» Directions
Every entry below should be printed exactly, without its images.

» Task inputs

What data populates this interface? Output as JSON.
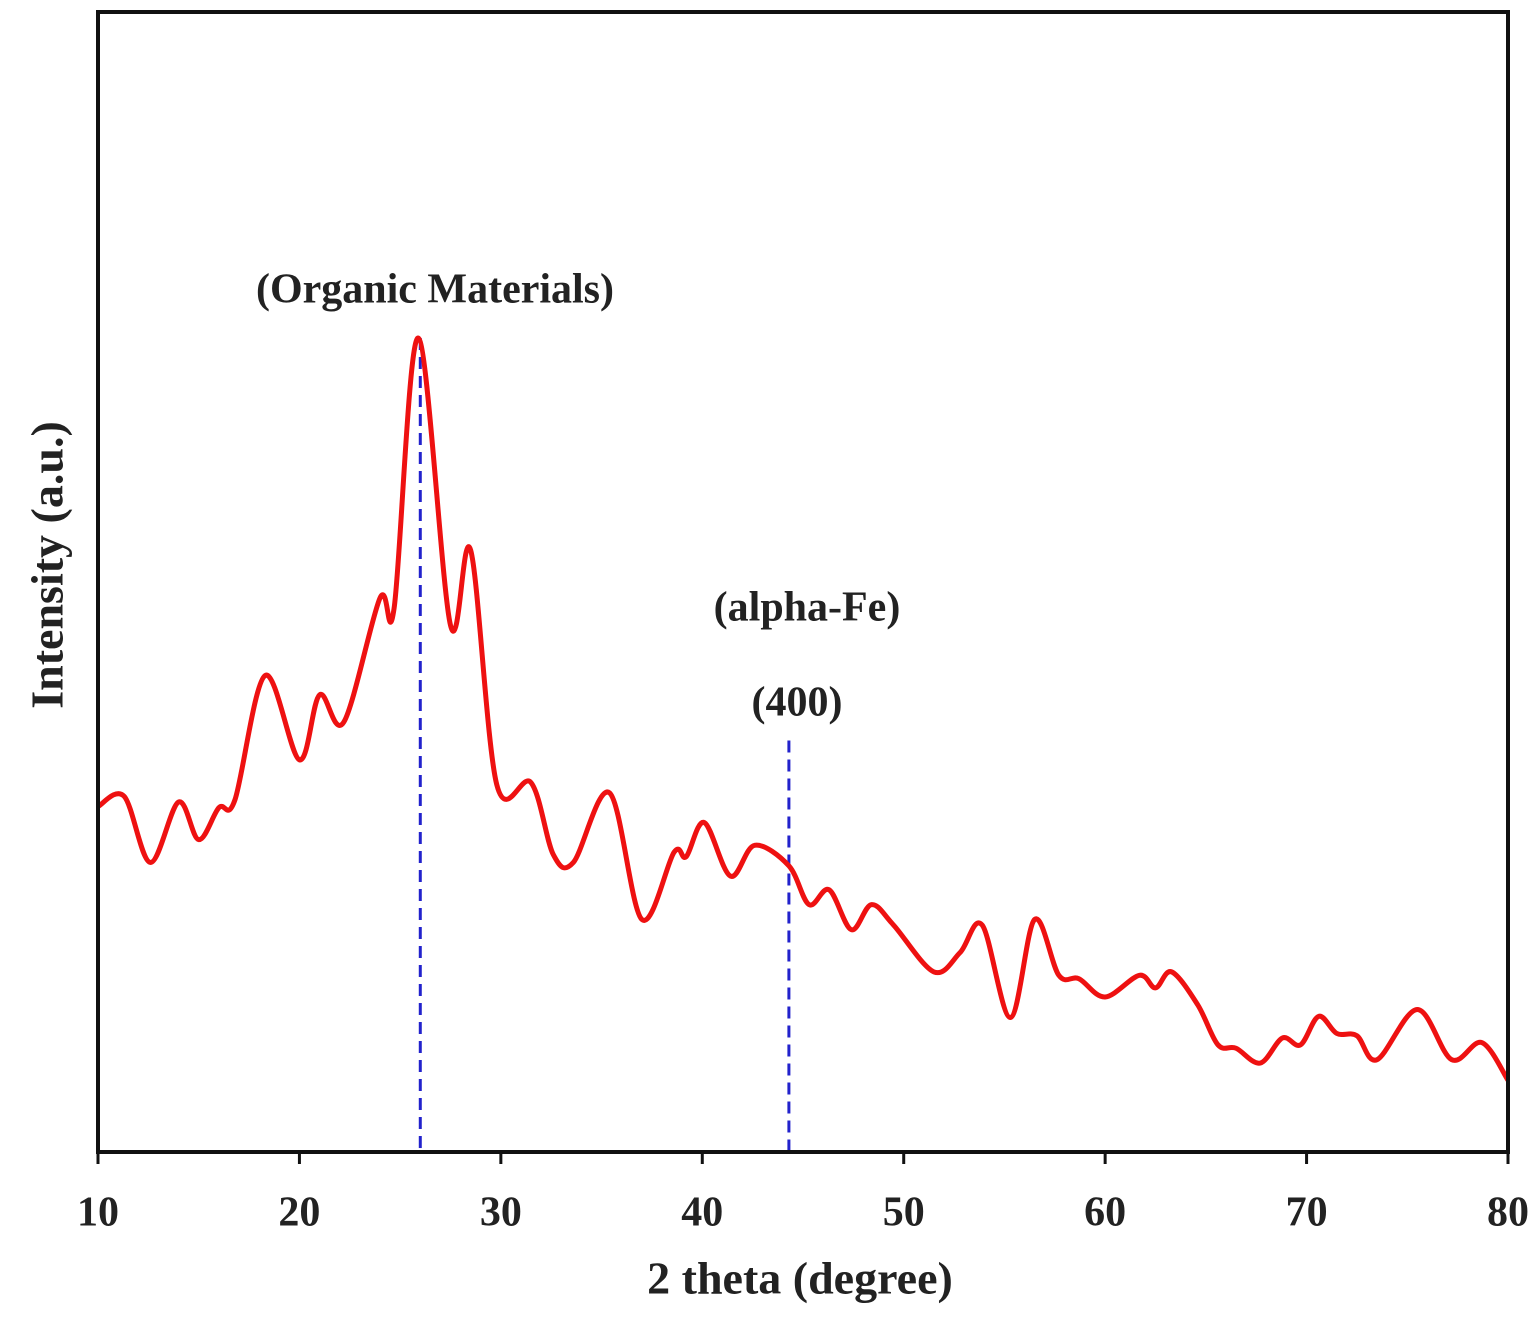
{
  "chart_data": {
    "type": "line",
    "xlabel": "2 theta (degree)",
    "ylabel": "Intensity (a.u.)",
    "x": [
      10,
      11.3,
      12.6,
      14,
      15,
      16,
      16.8,
      18.3,
      20,
      21,
      22.2,
      24,
      24.7,
      25.9,
      27.5,
      28.5,
      29.8,
      31.5,
      32.6,
      33.6,
      35.4,
      37,
      38.6,
      39.2,
      40.1,
      41.4,
      42.6,
      44.3,
      45.3,
      46.3,
      47.4,
      48.4,
      49.5,
      51.5,
      52.8,
      53.9,
      55.3,
      56.5,
      57.7,
      58.7,
      60,
      61.7,
      62.5,
      63.3,
      64.6,
      65.6,
      66.5,
      67.7,
      68.8,
      69.7,
      70.6,
      71.5,
      72.5,
      73.5,
      75.5,
      77.2,
      78.7,
      80
    ],
    "series": [
      {
        "color": "#ee1111",
        "values": [
          30.3,
          31.2,
          25.4,
          30.7,
          27.4,
          30.2,
          30.9,
          41.8,
          34.4,
          40.1,
          37.7,
          48.6,
          47.7,
          71.4,
          46.2,
          52.8,
          32.2,
          32.4,
          26.1,
          25.4,
          31.5,
          20.4,
          26.3,
          25.9,
          28.9,
          24.2,
          26.9,
          25.1,
          21.7,
          23.0,
          19.5,
          21.7,
          19.9,
          15.8,
          17.5,
          19.9,
          11.8,
          20.4,
          15.5,
          15.2,
          13.6,
          15.5,
          14.4,
          15.8,
          12.9,
          9.4,
          9.1,
          7.8,
          10.0,
          9.4,
          11.9,
          10.4,
          10.2,
          8.1,
          12.5,
          8.1,
          9.6,
          6.3
        ]
      }
    ],
    "xlim": [
      10,
      80
    ],
    "xticks": [
      10,
      20,
      30,
      40,
      50,
      60,
      70,
      80
    ],
    "ylim": [
      0,
      100
    ],
    "reference_lines": [
      {
        "x": 26,
        "top": 71.4,
        "color": "#2222cc"
      },
      {
        "x": 44.3,
        "top": 36.1,
        "color": "#2222cc"
      }
    ],
    "annotations": [
      "(Organic Materials)",
      "(alpha-Fe)",
      "(400)"
    ]
  }
}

» Full output
What data populates this interface? Output as JSON.
{
  "chart_data": {
    "type": "line",
    "xlabel": "2 theta (degree)",
    "ylabel": "Intensity (a.u.)",
    "x": [
      10,
      11.3,
      12.6,
      14,
      15,
      16,
      16.8,
      18.3,
      20,
      21,
      22.2,
      24,
      24.7,
      25.9,
      27.5,
      28.5,
      29.8,
      31.5,
      32.6,
      33.6,
      35.4,
      37,
      38.6,
      39.2,
      40.1,
      41.4,
      42.6,
      44.3,
      45.3,
      46.3,
      47.4,
      48.4,
      49.5,
      51.5,
      52.8,
      53.9,
      55.3,
      56.5,
      57.7,
      58.7,
      60,
      61.7,
      62.5,
      63.3,
      64.6,
      65.6,
      66.5,
      67.7,
      68.8,
      69.7,
      70.6,
      71.5,
      72.5,
      73.5,
      75.5,
      77.2,
      78.7,
      80
    ],
    "series": [
      {
        "color": "#ee1111",
        "values": [
          30.3,
          31.2,
          25.4,
          30.7,
          27.4,
          30.2,
          30.9,
          41.8,
          34.4,
          40.1,
          37.7,
          48.6,
          47.7,
          71.4,
          46.2,
          52.8,
          32.2,
          32.4,
          26.1,
          25.4,
          31.5,
          20.4,
          26.3,
          25.9,
          28.9,
          24.2,
          26.9,
          25.1,
          21.7,
          23.0,
          19.5,
          21.7,
          19.9,
          15.8,
          17.5,
          19.9,
          11.8,
          20.4,
          15.5,
          15.2,
          13.6,
          15.5,
          14.4,
          15.8,
          12.9,
          9.4,
          9.1,
          7.8,
          10.0,
          9.4,
          11.9,
          10.4,
          10.2,
          8.1,
          12.5,
          8.1,
          9.6,
          6.3
        ]
      }
    ],
    "xlim": [
      10,
      80
    ],
    "xticks": [
      10,
      20,
      30,
      40,
      50,
      60,
      70,
      80
    ],
    "ylim": [
      0,
      100
    ],
    "reference_lines": [
      {
        "x": 26,
        "top": 71.4,
        "color": "#2222cc"
      },
      {
        "x": 44.3,
        "top": 36.1,
        "color": "#2222cc"
      }
    ],
    "annotations": [
      "(Organic Materials)",
      "(alpha-Fe)",
      "(400)"
    ]
  }
}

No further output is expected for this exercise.